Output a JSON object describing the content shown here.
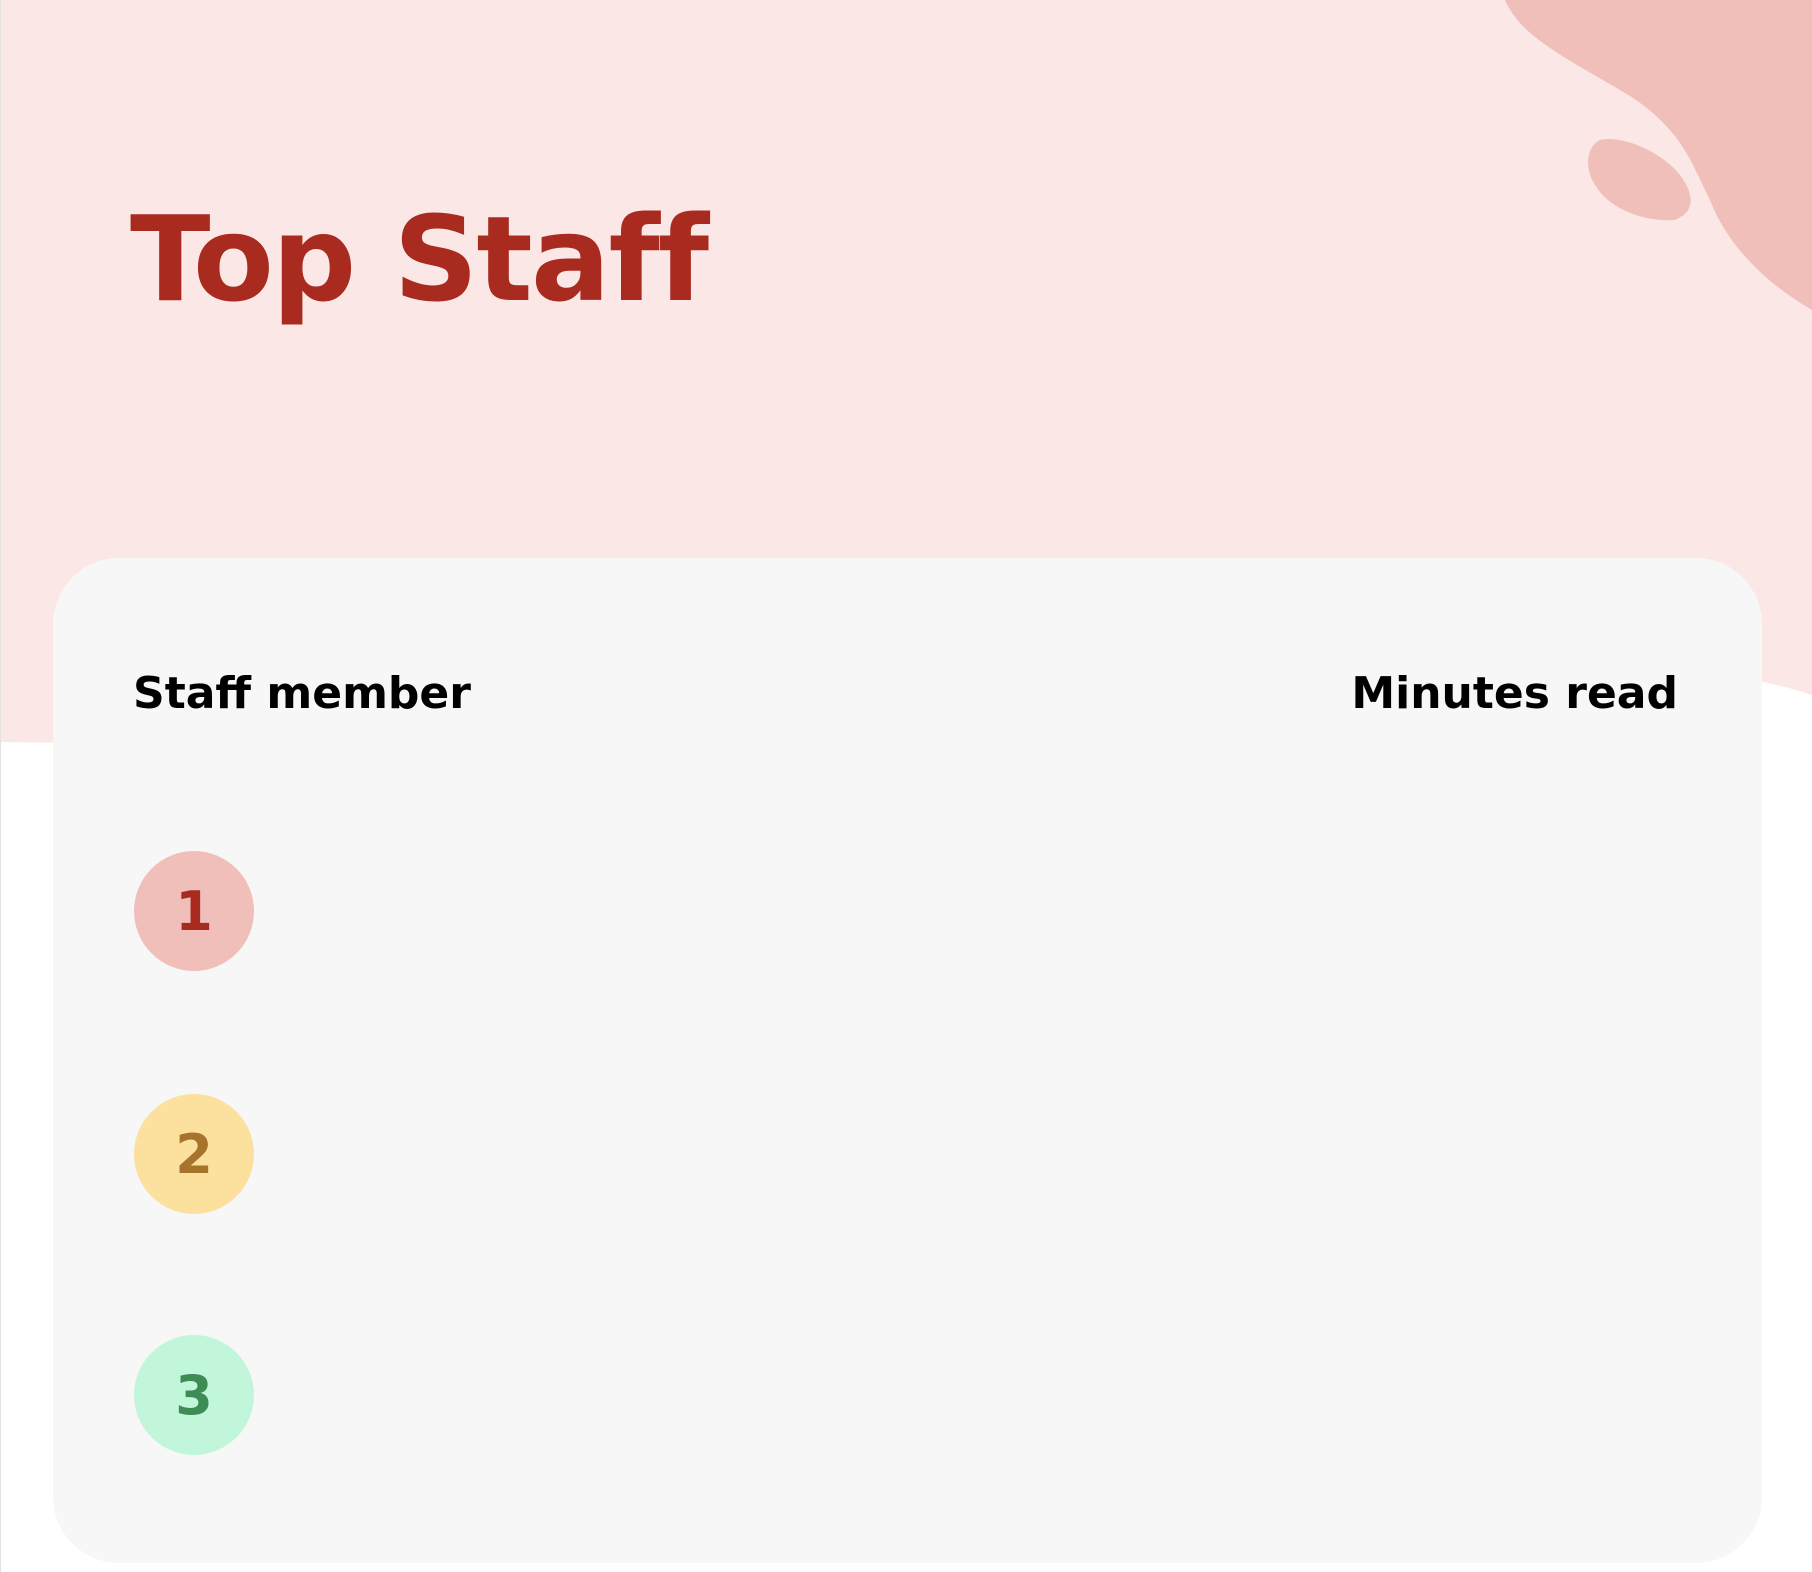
{
  "page": {
    "title": "Top Staff",
    "colors": {
      "accent": "#a92b20",
      "header_bg": "#fbe8e6",
      "blob": "#f0bfba",
      "card_bg": "#f7f7f7"
    }
  },
  "table": {
    "columns": [
      "Staff member",
      "Minutes read"
    ],
    "rows": [
      {
        "rank": "1",
        "badge_bg": "#f0bfba",
        "badge_fg": "#a92b20"
      },
      {
        "rank": "2",
        "badge_bg": "#fbe19d",
        "badge_fg": "#a6742b"
      },
      {
        "rank": "3",
        "badge_bg": "#c2f6da",
        "badge_fg": "#3e8b55"
      }
    ]
  }
}
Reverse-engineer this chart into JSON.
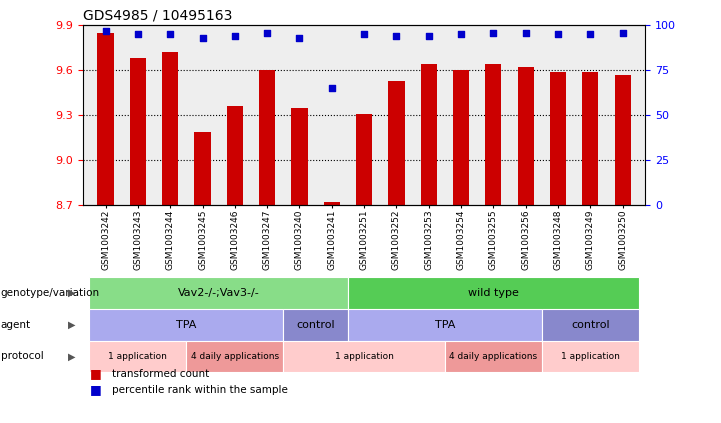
{
  "title": "GDS4985 / 10495163",
  "samples": [
    "GSM1003242",
    "GSM1003243",
    "GSM1003244",
    "GSM1003245",
    "GSM1003246",
    "GSM1003247",
    "GSM1003240",
    "GSM1003241",
    "GSM1003251",
    "GSM1003252",
    "GSM1003253",
    "GSM1003254",
    "GSM1003255",
    "GSM1003256",
    "GSM1003248",
    "GSM1003249",
    "GSM1003250"
  ],
  "red_values": [
    9.85,
    9.68,
    9.72,
    9.19,
    9.36,
    9.6,
    9.35,
    8.72,
    9.31,
    9.53,
    9.64,
    9.6,
    9.64,
    9.62,
    9.59,
    9.59,
    9.57
  ],
  "blue_values": [
    97,
    95,
    95,
    93,
    94,
    96,
    93,
    65,
    95,
    94,
    94,
    95,
    96,
    96,
    95,
    95,
    96
  ],
  "ylim_left": [
    8.7,
    9.9
  ],
  "ylim_right": [
    0,
    100
  ],
  "yticks_left": [
    8.7,
    9.0,
    9.3,
    9.6,
    9.9
  ],
  "yticks_right": [
    0,
    25,
    50,
    75,
    100
  ],
  "bar_color": "#cc0000",
  "dot_color": "#0000cc",
  "bg_color": "#eeeeee",
  "genotype_groups": [
    {
      "label": "Vav2-/-;Vav3-/-",
      "start": 0,
      "end": 8,
      "color": "#88dd88"
    },
    {
      "label": "wild type",
      "start": 8,
      "end": 17,
      "color": "#55cc55"
    }
  ],
  "agent_groups": [
    {
      "label": "TPA",
      "start": 0,
      "end": 6,
      "color": "#aaaaee"
    },
    {
      "label": "control",
      "start": 6,
      "end": 8,
      "color": "#8888cc"
    },
    {
      "label": "TPA",
      "start": 8,
      "end": 14,
      "color": "#aaaaee"
    },
    {
      "label": "control",
      "start": 14,
      "end": 17,
      "color": "#8888cc"
    }
  ],
  "protocol_groups": [
    {
      "label": "1 application",
      "start": 0,
      "end": 3,
      "color": "#ffcccc"
    },
    {
      "label": "4 daily applications",
      "start": 3,
      "end": 6,
      "color": "#ee9999"
    },
    {
      "label": "1 application",
      "start": 6,
      "end": 11,
      "color": "#ffcccc"
    },
    {
      "label": "4 daily applications",
      "start": 11,
      "end": 14,
      "color": "#ee9999"
    },
    {
      "label": "1 application",
      "start": 14,
      "end": 17,
      "color": "#ffcccc"
    }
  ],
  "row_labels": [
    "genotype/variation",
    "agent",
    "protocol"
  ],
  "legend_items": [
    {
      "color": "#cc0000",
      "label": "transformed count"
    },
    {
      "color": "#0000cc",
      "label": "percentile rank within the sample"
    }
  ]
}
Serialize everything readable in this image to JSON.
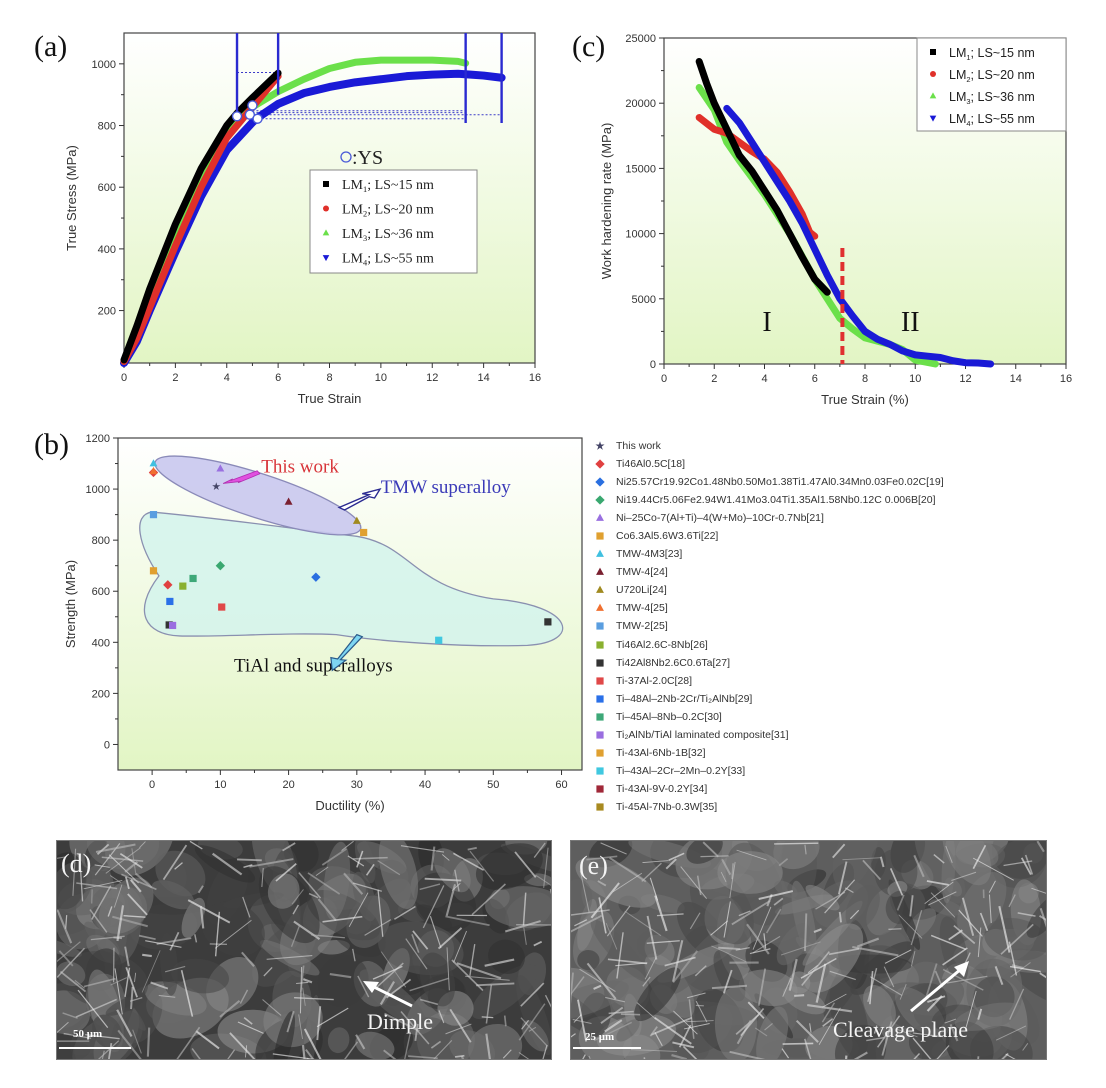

**Job**
Copy out every line from the data above that has "title" in it.

**Response to the task**
    "title": "Top Staff",
  "title": "GDS4985 / 10495163",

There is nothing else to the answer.